## begin
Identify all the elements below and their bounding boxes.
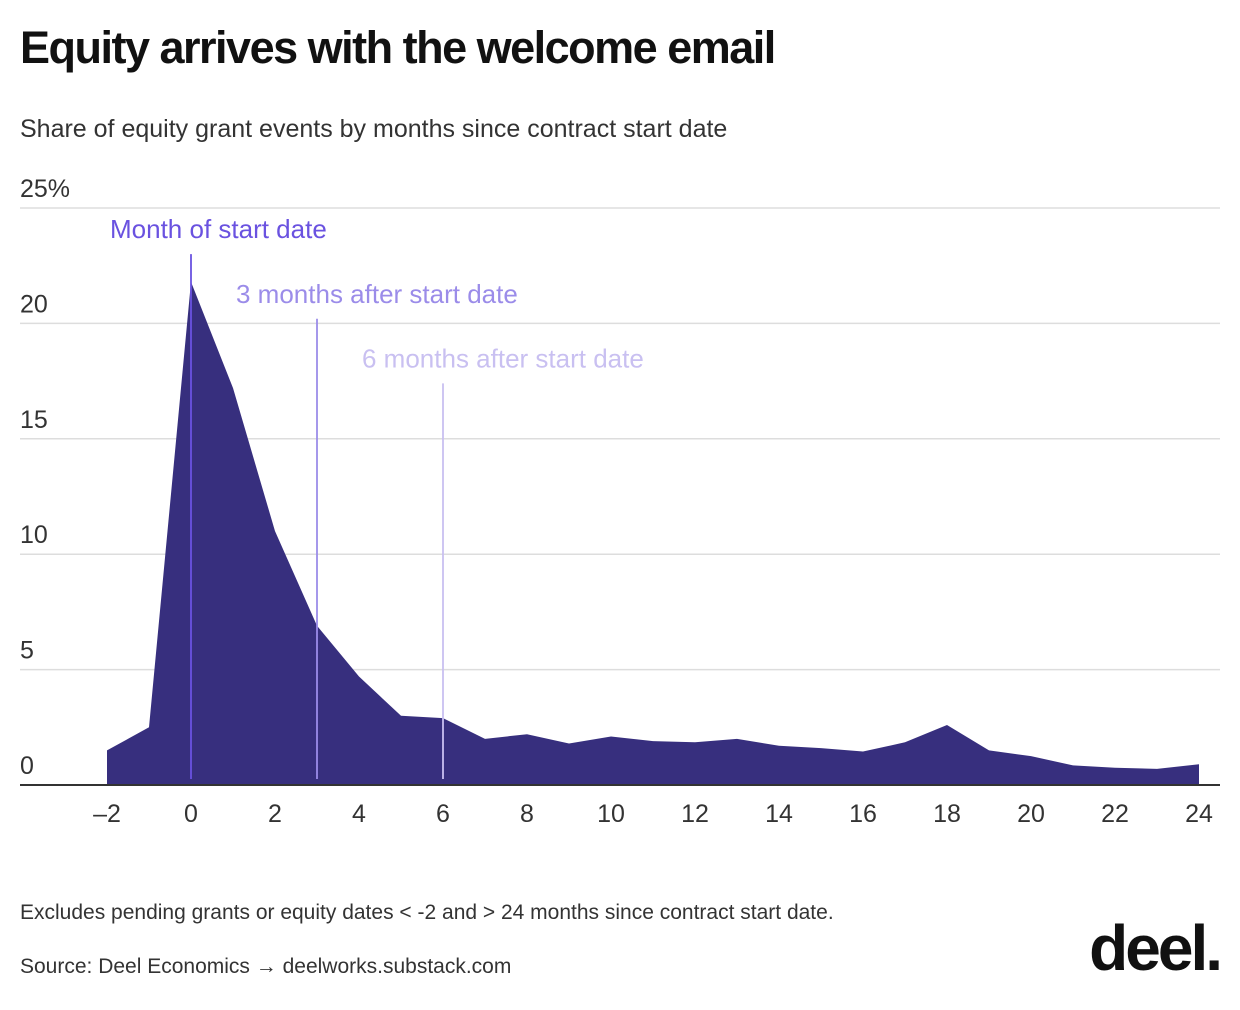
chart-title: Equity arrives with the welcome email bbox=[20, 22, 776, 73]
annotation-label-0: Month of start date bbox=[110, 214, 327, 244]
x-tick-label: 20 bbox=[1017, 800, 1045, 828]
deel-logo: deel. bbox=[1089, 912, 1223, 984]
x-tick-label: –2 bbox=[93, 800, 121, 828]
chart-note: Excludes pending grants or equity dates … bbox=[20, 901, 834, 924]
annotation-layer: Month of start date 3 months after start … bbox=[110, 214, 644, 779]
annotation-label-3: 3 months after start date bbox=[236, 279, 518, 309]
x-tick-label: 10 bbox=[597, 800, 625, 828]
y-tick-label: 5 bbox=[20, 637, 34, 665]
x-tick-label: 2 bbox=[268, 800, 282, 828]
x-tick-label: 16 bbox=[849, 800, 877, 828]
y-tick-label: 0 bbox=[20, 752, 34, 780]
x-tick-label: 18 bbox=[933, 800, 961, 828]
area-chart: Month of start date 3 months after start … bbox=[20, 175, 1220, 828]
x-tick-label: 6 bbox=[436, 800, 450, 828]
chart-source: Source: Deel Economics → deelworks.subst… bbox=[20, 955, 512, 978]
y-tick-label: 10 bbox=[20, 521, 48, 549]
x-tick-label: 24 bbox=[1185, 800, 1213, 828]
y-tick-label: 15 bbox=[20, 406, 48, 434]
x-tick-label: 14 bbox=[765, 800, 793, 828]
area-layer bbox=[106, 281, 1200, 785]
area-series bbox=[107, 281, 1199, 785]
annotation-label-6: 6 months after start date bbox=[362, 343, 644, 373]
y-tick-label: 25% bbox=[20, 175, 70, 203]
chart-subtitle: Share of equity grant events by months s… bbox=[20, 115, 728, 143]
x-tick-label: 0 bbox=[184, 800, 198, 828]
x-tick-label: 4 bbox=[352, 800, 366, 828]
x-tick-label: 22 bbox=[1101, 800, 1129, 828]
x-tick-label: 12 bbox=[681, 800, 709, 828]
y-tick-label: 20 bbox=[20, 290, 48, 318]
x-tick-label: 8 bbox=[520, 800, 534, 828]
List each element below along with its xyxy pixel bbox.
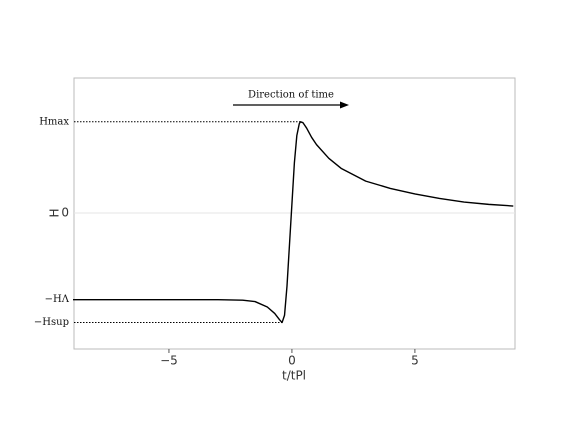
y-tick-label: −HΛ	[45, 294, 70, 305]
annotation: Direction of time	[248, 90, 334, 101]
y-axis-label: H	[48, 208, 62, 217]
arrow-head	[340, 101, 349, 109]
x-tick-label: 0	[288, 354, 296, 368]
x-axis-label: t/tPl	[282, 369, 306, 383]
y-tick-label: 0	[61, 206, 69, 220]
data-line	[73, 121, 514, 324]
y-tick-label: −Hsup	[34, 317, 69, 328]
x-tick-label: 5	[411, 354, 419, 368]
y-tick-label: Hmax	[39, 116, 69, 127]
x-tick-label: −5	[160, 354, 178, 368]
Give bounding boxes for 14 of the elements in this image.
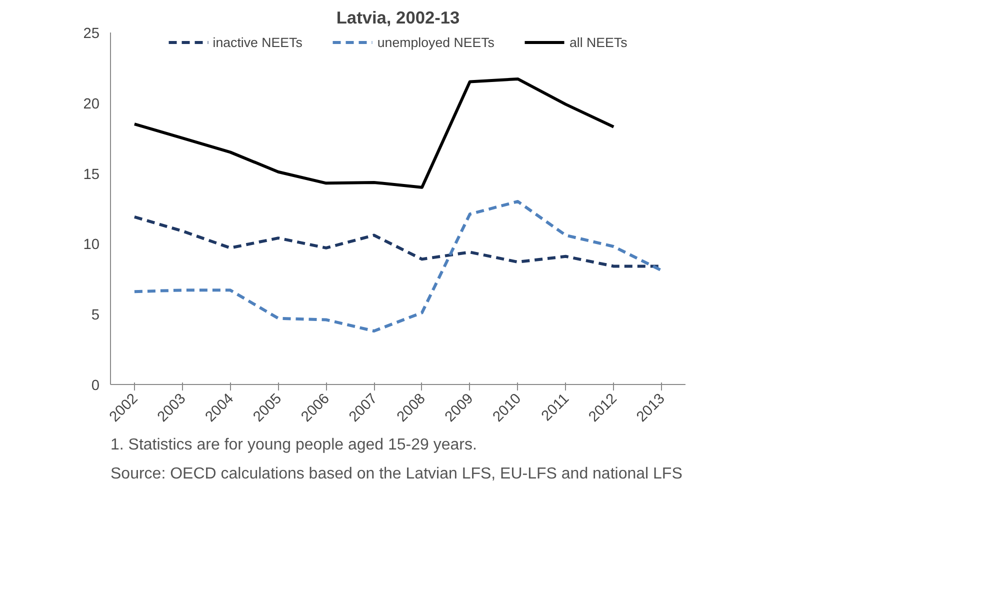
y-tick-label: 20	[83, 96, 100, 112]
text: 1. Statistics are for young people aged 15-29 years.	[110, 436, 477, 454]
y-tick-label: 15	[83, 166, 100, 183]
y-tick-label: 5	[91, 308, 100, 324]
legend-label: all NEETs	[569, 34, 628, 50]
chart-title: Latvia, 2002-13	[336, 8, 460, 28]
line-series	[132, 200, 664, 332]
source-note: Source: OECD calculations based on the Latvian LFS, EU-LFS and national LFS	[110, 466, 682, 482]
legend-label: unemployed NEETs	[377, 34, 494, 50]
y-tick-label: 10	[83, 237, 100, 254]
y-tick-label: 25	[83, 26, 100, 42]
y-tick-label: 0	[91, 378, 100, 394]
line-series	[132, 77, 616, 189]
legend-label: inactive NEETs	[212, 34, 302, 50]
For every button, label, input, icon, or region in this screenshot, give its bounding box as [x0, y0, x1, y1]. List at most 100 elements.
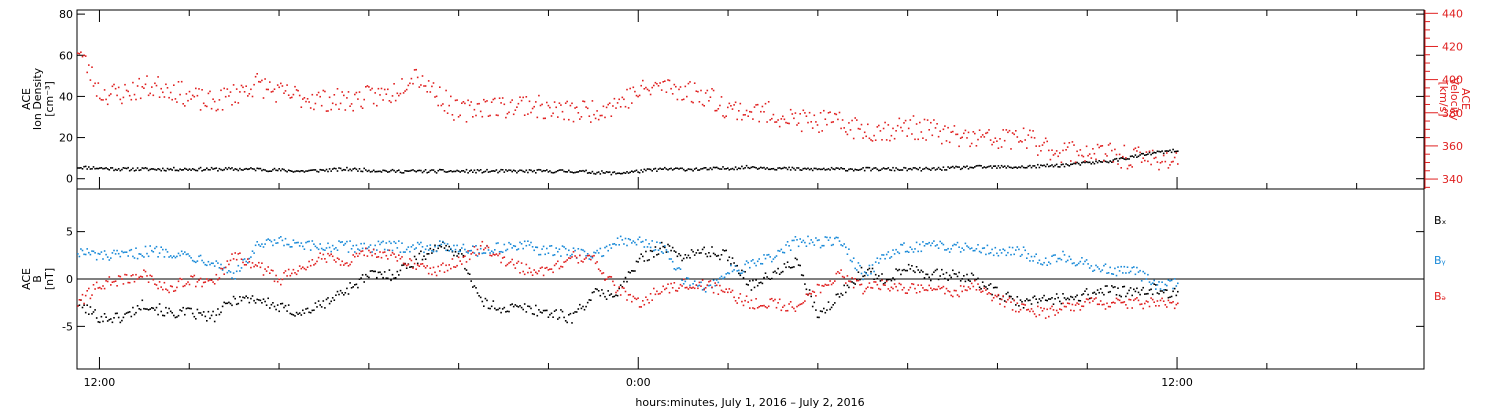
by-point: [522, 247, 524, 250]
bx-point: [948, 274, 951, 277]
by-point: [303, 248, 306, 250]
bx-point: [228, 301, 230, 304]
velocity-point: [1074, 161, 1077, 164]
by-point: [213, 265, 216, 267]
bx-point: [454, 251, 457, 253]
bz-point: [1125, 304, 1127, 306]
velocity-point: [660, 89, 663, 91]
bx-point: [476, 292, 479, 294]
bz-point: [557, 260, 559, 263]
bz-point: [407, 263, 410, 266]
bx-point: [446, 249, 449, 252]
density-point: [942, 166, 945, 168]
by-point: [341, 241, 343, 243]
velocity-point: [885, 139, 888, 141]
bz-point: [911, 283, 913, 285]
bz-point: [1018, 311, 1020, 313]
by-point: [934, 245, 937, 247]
## end
■ What to do: Extract every line of the material above verbatim, leaving out the pictures.

■ Correct output:
Identify all the elements below and their bounding boxes.
chart-title: Equity arrives with the welcome email bbox=[20, 22, 776, 73]
annotation-label-0: Month of start date bbox=[110, 214, 327, 244]
x-tick-label: 20 bbox=[1017, 800, 1045, 828]
deel-logo: deel. bbox=[1089, 912, 1223, 984]
x-tick-label: –2 bbox=[93, 800, 121, 828]
chart-note: Excludes pending grants or equity dates … bbox=[20, 901, 834, 924]
annotation-layer: Month of start date 3 months after start … bbox=[110, 214, 644, 779]
annotation-label-3: 3 months after start date bbox=[236, 279, 518, 309]
x-tick-label: 10 bbox=[597, 800, 625, 828]
y-tick-label: 5 bbox=[20, 637, 34, 665]
x-tick-label: 2 bbox=[268, 800, 282, 828]
x-tick-label: 16 bbox=[849, 800, 877, 828]
y-tick-label: 0 bbox=[20, 752, 34, 780]
x-tick-label: 18 bbox=[933, 800, 961, 828]
area-chart: Month of start date 3 months after start … bbox=[20, 175, 1220, 828]
x-tick-label: 6 bbox=[436, 800, 450, 828]
chart-source: Source: Deel Economics → deelworks.subst… bbox=[20, 955, 512, 978]
y-tick-label: 10 bbox=[20, 521, 48, 549]
x-tick-label: 24 bbox=[1185, 800, 1213, 828]
y-tick-label: 15 bbox=[20, 406, 48, 434]
x-tick-label: 14 bbox=[765, 800, 793, 828]
area-layer bbox=[106, 281, 1200, 785]
area-series bbox=[107, 281, 1199, 785]
annotation-label-6: 6 months after start date bbox=[362, 343, 644, 373]
y-tick-label: 25% bbox=[20, 175, 70, 203]
chart-subtitle: Share of equity grant events by months s… bbox=[20, 115, 728, 143]
x-tick-label: 0 bbox=[184, 800, 198, 828]
x-tick-label: 4 bbox=[352, 800, 366, 828]
x-tick-label: 22 bbox=[1101, 800, 1129, 828]
x-tick-label: 12 bbox=[681, 800, 709, 828]
y-tick-label: 20 bbox=[20, 290, 48, 318]
x-tick-label: 8 bbox=[520, 800, 534, 828]
List each element below along with its xyxy pixel bbox.
y-tick-label: −HΛ	[45, 294, 70, 305]
annotation: Direction of time	[248, 90, 334, 101]
y-axis-label: H	[48, 208, 62, 217]
arrow-head	[340, 101, 349, 109]
x-tick-label: 0	[288, 354, 296, 368]
x-axis-label: t/tPl	[282, 369, 306, 383]
y-tick-label: 0	[61, 206, 69, 220]
data-line	[73, 121, 514, 324]
y-tick-label: −Hsup	[34, 317, 69, 328]
x-tick-label: 5	[411, 354, 419, 368]
y-tick-label: Hmax	[39, 116, 69, 127]
x-tick-label: −5	[160, 354, 178, 368]
Give bounding boxes for 14 of the elements in this image.
y-tick-label: 20	[83, 96, 100, 112]
text: 1. Statistics are for young people aged 15-29 years.	[110, 436, 477, 454]
y-tick-label: 15	[83, 166, 100, 183]
y-tick-label: 5	[91, 308, 100, 324]
legend-label: all NEETs	[569, 34, 628, 50]
chart-title: Latvia, 2002-13	[336, 8, 460, 28]
line-series	[132, 200, 664, 332]
source-note: Source: OECD calculations based on the Latvian LFS, EU-LFS and national LFS	[110, 466, 682, 482]
legend-label: unemployed NEETs	[377, 34, 494, 50]
y-tick-label: 10	[83, 237, 100, 254]
y-tick-label: 25	[83, 26, 100, 42]
y-tick-label: 0	[91, 378, 100, 394]
line-series	[132, 77, 616, 189]
legend-label: inactive NEETs	[212, 34, 302, 50]
For every button, label, input, icon, or region in this screenshot, give its bounding box as [x0, y0, x1, y1]. List at most 100 elements.
by-point: [522, 247, 524, 250]
bx-point: [948, 274, 951, 277]
by-point: [303, 248, 306, 250]
bx-point: [228, 301, 230, 304]
velocity-point: [1074, 161, 1077, 164]
by-point: [213, 265, 216, 267]
bx-point: [454, 251, 457, 253]
bz-point: [1125, 304, 1127, 306]
velocity-point: [660, 89, 663, 91]
bx-point: [476, 292, 479, 294]
bz-point: [557, 260, 559, 263]
bz-point: [407, 263, 410, 266]
bx-point: [446, 249, 449, 252]
density-point: [942, 166, 945, 168]
by-point: [341, 241, 343, 243]
velocity-point: [885, 139, 888, 141]
bz-point: [911, 283, 913, 285]
bz-point: [1018, 311, 1020, 313]
by-point: [934, 245, 937, 247]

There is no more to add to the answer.